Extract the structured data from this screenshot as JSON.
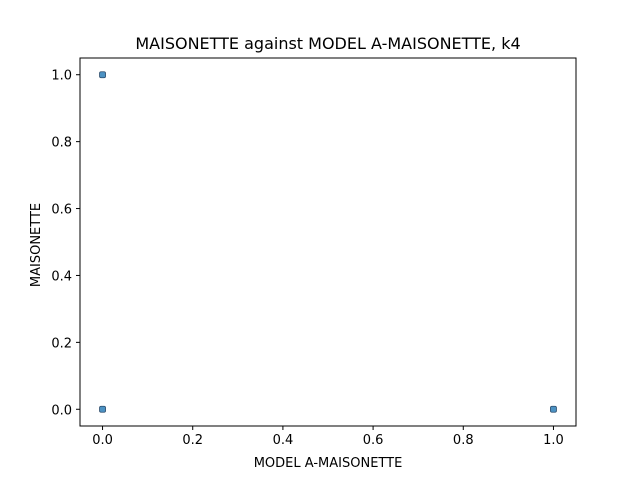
{
  "chart_data": {
    "type": "scatter",
    "title": "MAISONETTE against MODEL A-MAISONETTE, k4",
    "xlabel": "MODEL A-MAISONETTE",
    "ylabel": "MAISONETTE",
    "xlim": [
      -0.05,
      1.05
    ],
    "ylim": [
      -0.05,
      1.05
    ],
    "xticks": [
      "0.0",
      "0.2",
      "0.4",
      "0.6",
      "0.8",
      "1.0"
    ],
    "yticks": [
      "0.0",
      "0.2",
      "0.4",
      "0.6",
      "0.8",
      "1.0"
    ],
    "grid": false,
    "points": [
      {
        "x": 0.0,
        "y": 1.0
      },
      {
        "x": 0.0,
        "y": 0.0
      },
      {
        "x": 1.0,
        "y": 0.0
      }
    ],
    "marker_color": "#1f77b4"
  }
}
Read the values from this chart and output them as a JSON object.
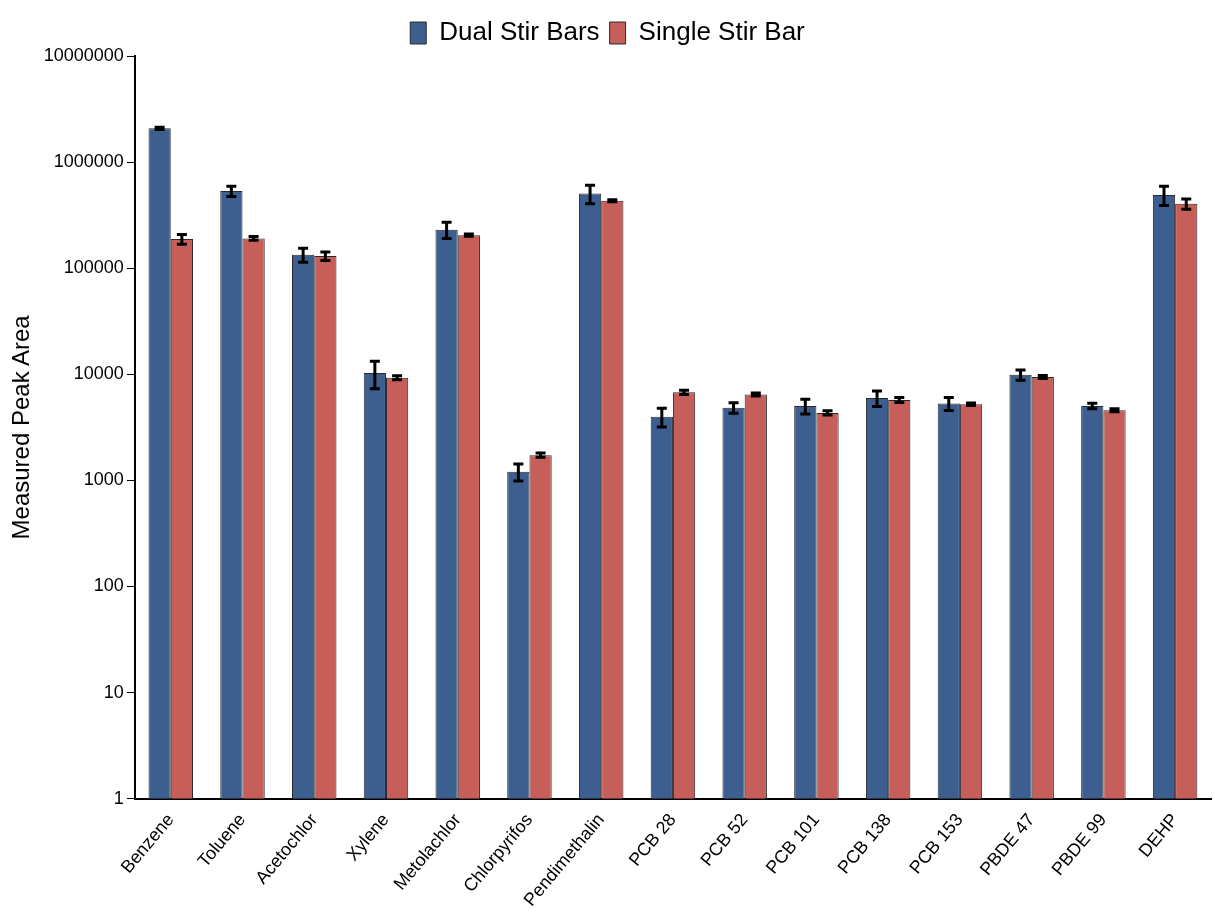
{
  "chart_data": {
    "type": "bar",
    "ylabel": "Measured Peak Area",
    "categories": [
      "Benzene",
      "Toluene",
      "Acetochlor",
      "Xylene",
      "Metolachlor",
      "Chlorpyrifos",
      "Pendimethalin",
      "PCB 28",
      "PCB 52",
      "PCB 101",
      "PCB 138",
      "PCB 153",
      "PBDE 47",
      "PBDE 99",
      "DEHP"
    ],
    "series": [
      {
        "name": "Dual Stir Bars",
        "color": "#3d5f8f",
        "values": [
          2080000,
          533000,
          134000,
          10300,
          231000,
          1210,
          506000,
          3990,
          4850,
          5030,
          5980,
          5310,
          9890,
          5030,
          491000
        ],
        "errors": [
          50000,
          60000,
          20000,
          3000,
          40000,
          220,
          100000,
          800,
          550,
          800,
          1000,
          750,
          1100,
          300,
          100000
        ]
      },
      {
        "name": "Single Stir Bar",
        "color": "#c65e5a",
        "values": [
          188000,
          191000,
          130000,
          9290,
          205000,
          1730,
          432000,
          6760,
          6450,
          4330,
          5730,
          5220,
          9430,
          4580,
          404000
        ],
        "errors": [
          20000,
          8000,
          12000,
          400,
          5000,
          80,
          10000,
          300,
          200,
          200,
          300,
          150,
          300,
          150,
          45000
        ]
      }
    ],
    "log": true,
    "ylim": [
      1,
      10000000
    ],
    "yticks": [
      1,
      10,
      100,
      1000,
      10000,
      100000,
      1000000,
      10000000
    ],
    "grid": false,
    "legend": "top"
  }
}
──────────
• _Exercise_
Write out each entry exactly as given, omitting any picture.

• _Exercise output_
Extract the structured data from this screenshot as JSON.
{
  "chart_data": {
    "type": "scatter",
    "title": "MAISONETTE against MODEL A-MAISONETTE, k4",
    "xlabel": "MODEL A-MAISONETTE",
    "ylabel": "MAISONETTE",
    "xlim": [
      -0.05,
      1.05
    ],
    "ylim": [
      -0.05,
      1.05
    ],
    "xticks": [
      "0.0",
      "0.2",
      "0.4",
      "0.6",
      "0.8",
      "1.0"
    ],
    "yticks": [
      "0.0",
      "0.2",
      "0.4",
      "0.6",
      "0.8",
      "1.0"
    ],
    "grid": false,
    "points": [
      {
        "x": 0.0,
        "y": 1.0
      },
      {
        "x": 0.0,
        "y": 0.0
      },
      {
        "x": 1.0,
        "y": 0.0
      }
    ],
    "marker_color": "#1f77b4"
  }
}
Read the values from this chart and output them as a JSON object.
{
  "chart_data": {
    "type": "bar",
    "ylabel": "Measured Peak Area",
    "categories": [
      "Benzene",
      "Toluene",
      "Acetochlor",
      "Xylene",
      "Metolachlor",
      "Chlorpyrifos",
      "Pendimethalin",
      "PCB 28",
      "PCB 52",
      "PCB 101",
      "PCB 138",
      "PCB 153",
      "PBDE 47",
      "PBDE 99",
      "DEHP"
    ],
    "series": [
      {
        "name": "Dual Stir Bars",
        "color": "#3d5f8f",
        "values": [
          2080000,
          533000,
          134000,
          10300,
          231000,
          1210,
          506000,
          3990,
          4850,
          5030,
          5980,
          5310,
          9890,
          5030,
          491000
        ],
        "errors": [
          50000,
          60000,
          20000,
          3000,
          40000,
          220,
          100000,
          800,
          550,
          800,
          1000,
          750,
          1100,
          300,
          100000
        ]
      },
      {
        "name": "Single Stir Bar",
        "color": "#c65e5a",
        "values": [
          188000,
          191000,
          130000,
          9290,
          205000,
          1730,
          432000,
          6760,
          6450,
          4330,
          5730,
          5220,
          9430,
          4580,
          404000
        ],
        "errors": [
          20000,
          8000,
          12000,
          400,
          5000,
          80,
          10000,
          300,
          200,
          200,
          300,
          150,
          300,
          150,
          45000
        ]
      }
    ],
    "log": true,
    "ylim": [
      1,
      10000000
    ],
    "yticks": [
      1,
      10,
      100,
      1000,
      10000,
      100000,
      1000000,
      10000000
    ],
    "grid": false,
    "legend": "top"
  }
}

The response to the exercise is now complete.